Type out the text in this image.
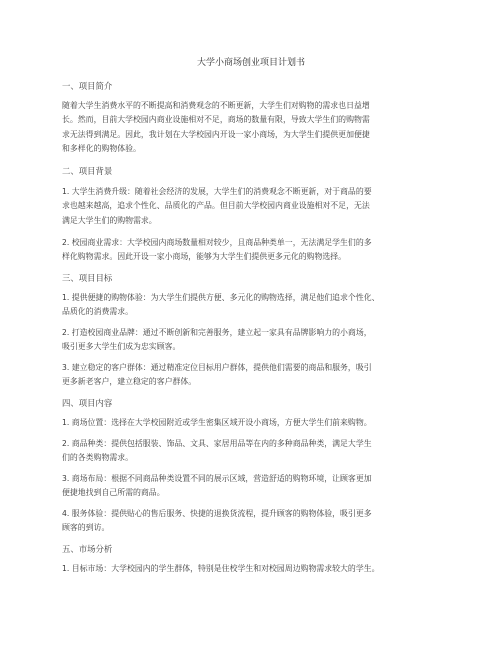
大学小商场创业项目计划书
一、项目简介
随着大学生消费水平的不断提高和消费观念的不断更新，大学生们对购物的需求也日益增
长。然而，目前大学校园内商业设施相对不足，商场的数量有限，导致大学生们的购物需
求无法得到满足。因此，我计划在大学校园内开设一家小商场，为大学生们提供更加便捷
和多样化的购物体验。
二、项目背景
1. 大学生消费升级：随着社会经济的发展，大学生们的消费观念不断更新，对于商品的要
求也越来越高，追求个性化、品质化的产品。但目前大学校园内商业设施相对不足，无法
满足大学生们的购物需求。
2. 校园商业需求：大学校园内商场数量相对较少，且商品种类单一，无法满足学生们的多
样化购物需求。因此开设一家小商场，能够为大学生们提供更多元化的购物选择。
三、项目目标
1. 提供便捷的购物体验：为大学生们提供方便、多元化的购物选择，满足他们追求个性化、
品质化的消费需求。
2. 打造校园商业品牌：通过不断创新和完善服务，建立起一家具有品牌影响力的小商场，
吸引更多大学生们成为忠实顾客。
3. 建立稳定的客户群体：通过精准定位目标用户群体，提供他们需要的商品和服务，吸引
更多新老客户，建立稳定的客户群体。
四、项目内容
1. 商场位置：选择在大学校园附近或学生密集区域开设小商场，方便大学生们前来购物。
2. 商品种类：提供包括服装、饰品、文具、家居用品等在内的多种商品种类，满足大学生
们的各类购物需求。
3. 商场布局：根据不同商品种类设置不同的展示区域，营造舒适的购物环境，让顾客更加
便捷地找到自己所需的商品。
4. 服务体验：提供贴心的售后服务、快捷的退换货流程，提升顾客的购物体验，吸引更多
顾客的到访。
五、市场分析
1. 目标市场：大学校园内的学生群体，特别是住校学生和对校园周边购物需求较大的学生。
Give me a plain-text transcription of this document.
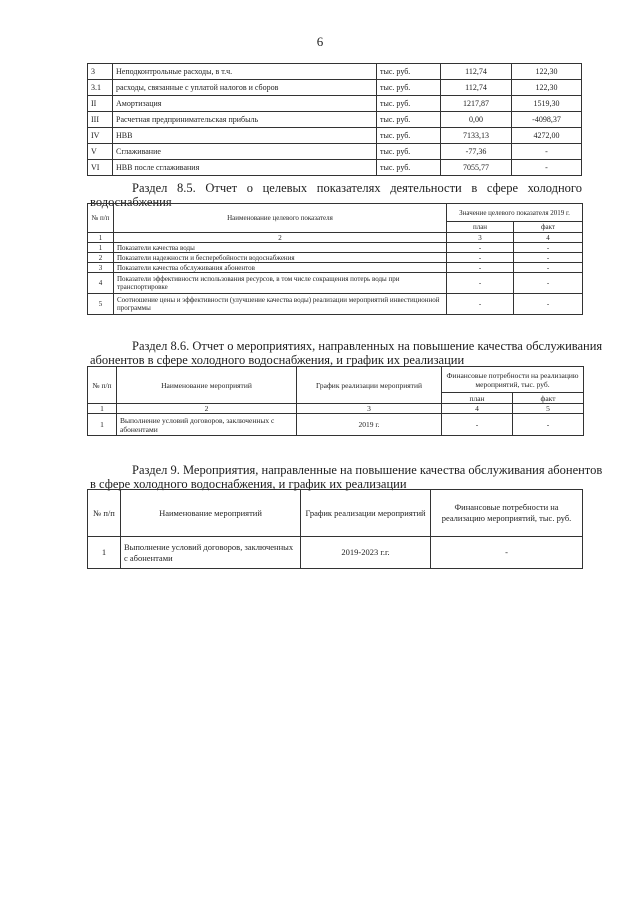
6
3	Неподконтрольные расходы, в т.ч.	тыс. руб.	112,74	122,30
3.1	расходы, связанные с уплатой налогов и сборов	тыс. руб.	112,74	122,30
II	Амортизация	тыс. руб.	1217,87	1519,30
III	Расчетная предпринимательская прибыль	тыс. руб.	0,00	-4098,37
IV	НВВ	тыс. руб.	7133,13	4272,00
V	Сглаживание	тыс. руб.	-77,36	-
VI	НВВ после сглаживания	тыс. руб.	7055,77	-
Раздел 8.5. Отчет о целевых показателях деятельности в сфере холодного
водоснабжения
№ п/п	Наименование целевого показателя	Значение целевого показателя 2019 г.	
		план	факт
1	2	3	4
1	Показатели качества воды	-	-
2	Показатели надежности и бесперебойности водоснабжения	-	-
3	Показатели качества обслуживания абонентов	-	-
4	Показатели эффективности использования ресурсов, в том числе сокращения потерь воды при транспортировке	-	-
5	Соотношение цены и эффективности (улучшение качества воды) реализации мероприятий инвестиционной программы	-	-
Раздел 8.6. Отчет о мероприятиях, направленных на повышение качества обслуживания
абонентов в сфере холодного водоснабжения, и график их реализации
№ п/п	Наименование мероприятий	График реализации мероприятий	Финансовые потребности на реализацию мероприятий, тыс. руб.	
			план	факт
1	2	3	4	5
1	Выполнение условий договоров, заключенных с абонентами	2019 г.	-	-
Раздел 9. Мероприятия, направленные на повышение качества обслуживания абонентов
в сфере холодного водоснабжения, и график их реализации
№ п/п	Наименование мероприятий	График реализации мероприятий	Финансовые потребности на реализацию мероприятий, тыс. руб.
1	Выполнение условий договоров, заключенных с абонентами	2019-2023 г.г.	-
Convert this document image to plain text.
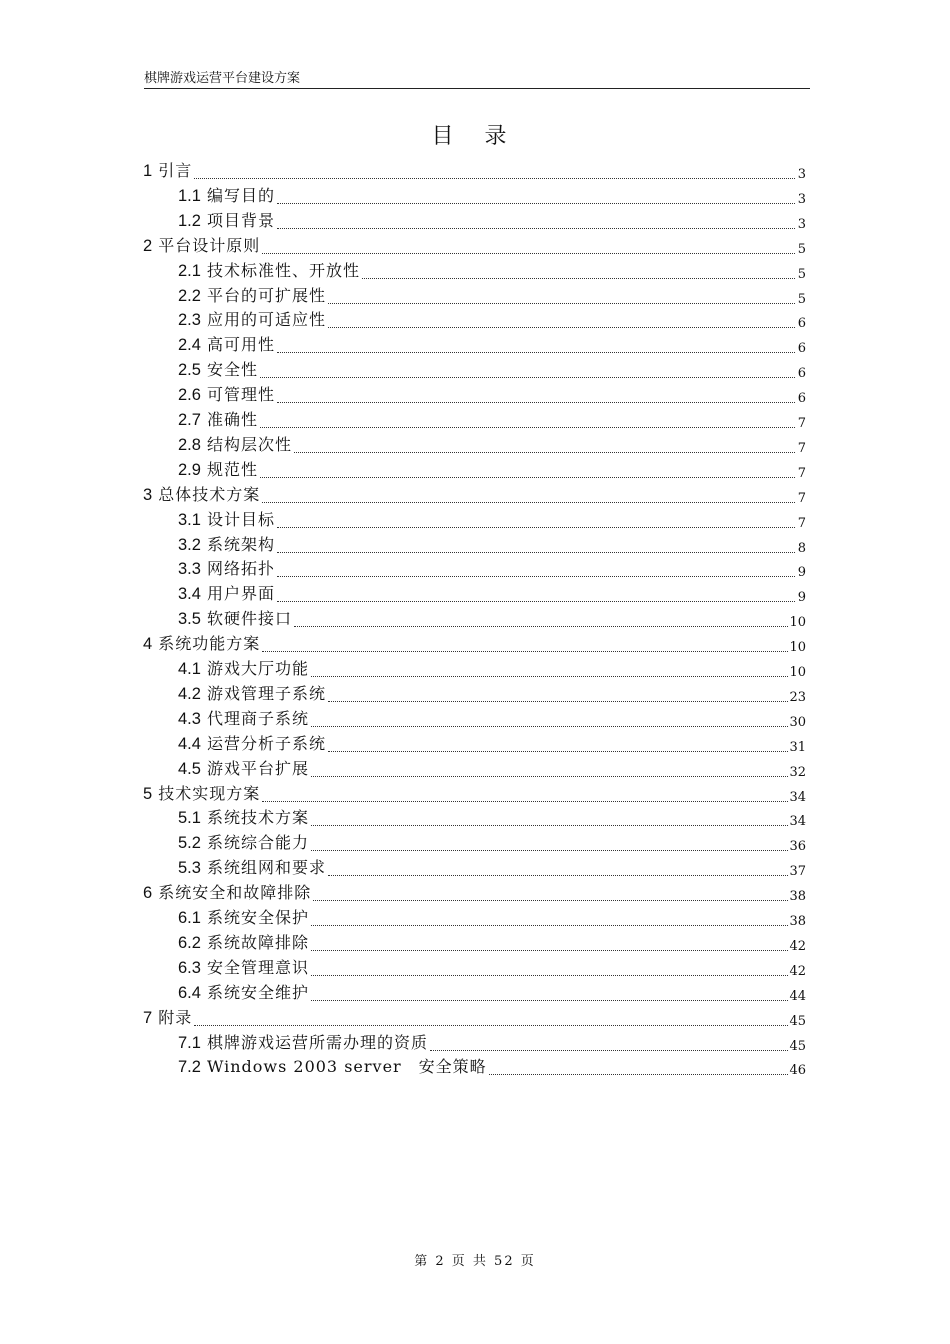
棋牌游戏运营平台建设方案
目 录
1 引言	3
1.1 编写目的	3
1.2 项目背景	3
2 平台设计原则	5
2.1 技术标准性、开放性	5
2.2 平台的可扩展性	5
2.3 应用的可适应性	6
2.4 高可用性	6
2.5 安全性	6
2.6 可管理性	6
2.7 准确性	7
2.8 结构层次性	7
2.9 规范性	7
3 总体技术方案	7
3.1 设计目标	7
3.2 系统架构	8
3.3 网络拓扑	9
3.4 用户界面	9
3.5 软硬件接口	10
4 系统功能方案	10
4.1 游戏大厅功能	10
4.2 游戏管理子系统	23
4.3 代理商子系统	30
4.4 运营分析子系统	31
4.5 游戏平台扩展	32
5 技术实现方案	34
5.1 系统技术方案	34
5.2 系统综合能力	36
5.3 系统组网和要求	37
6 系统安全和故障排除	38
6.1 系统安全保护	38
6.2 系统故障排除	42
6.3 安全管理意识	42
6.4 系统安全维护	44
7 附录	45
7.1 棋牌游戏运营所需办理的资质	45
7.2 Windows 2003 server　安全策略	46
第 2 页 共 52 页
--
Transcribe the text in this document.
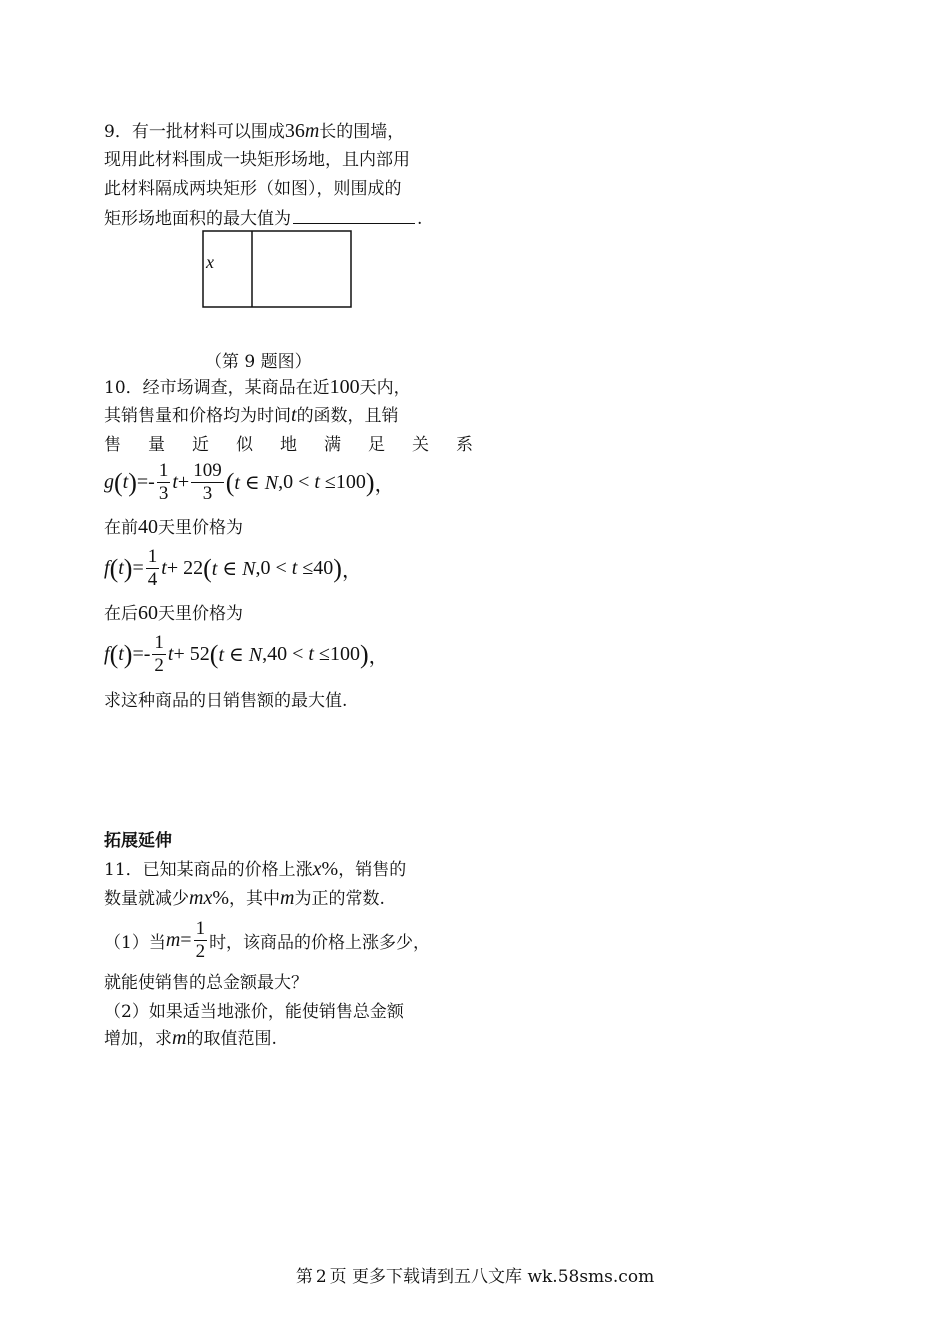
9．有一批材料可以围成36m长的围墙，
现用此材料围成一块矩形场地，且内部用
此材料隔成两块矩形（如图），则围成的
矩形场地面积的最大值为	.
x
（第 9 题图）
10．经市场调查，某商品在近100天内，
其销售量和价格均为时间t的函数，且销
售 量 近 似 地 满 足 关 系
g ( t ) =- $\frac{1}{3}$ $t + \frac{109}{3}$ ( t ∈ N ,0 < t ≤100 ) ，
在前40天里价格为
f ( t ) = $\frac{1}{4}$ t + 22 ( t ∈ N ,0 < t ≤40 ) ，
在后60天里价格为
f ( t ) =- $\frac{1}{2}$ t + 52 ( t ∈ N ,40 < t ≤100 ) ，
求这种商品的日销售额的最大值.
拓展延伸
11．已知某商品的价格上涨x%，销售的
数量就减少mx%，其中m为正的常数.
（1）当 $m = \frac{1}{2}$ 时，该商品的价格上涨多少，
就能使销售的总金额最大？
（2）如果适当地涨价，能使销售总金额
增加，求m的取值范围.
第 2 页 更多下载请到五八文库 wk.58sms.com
--
What the exercise asks: Using the material above, work out how many lines contain the string "сфере". Give that number alone.

Solved exercise: 3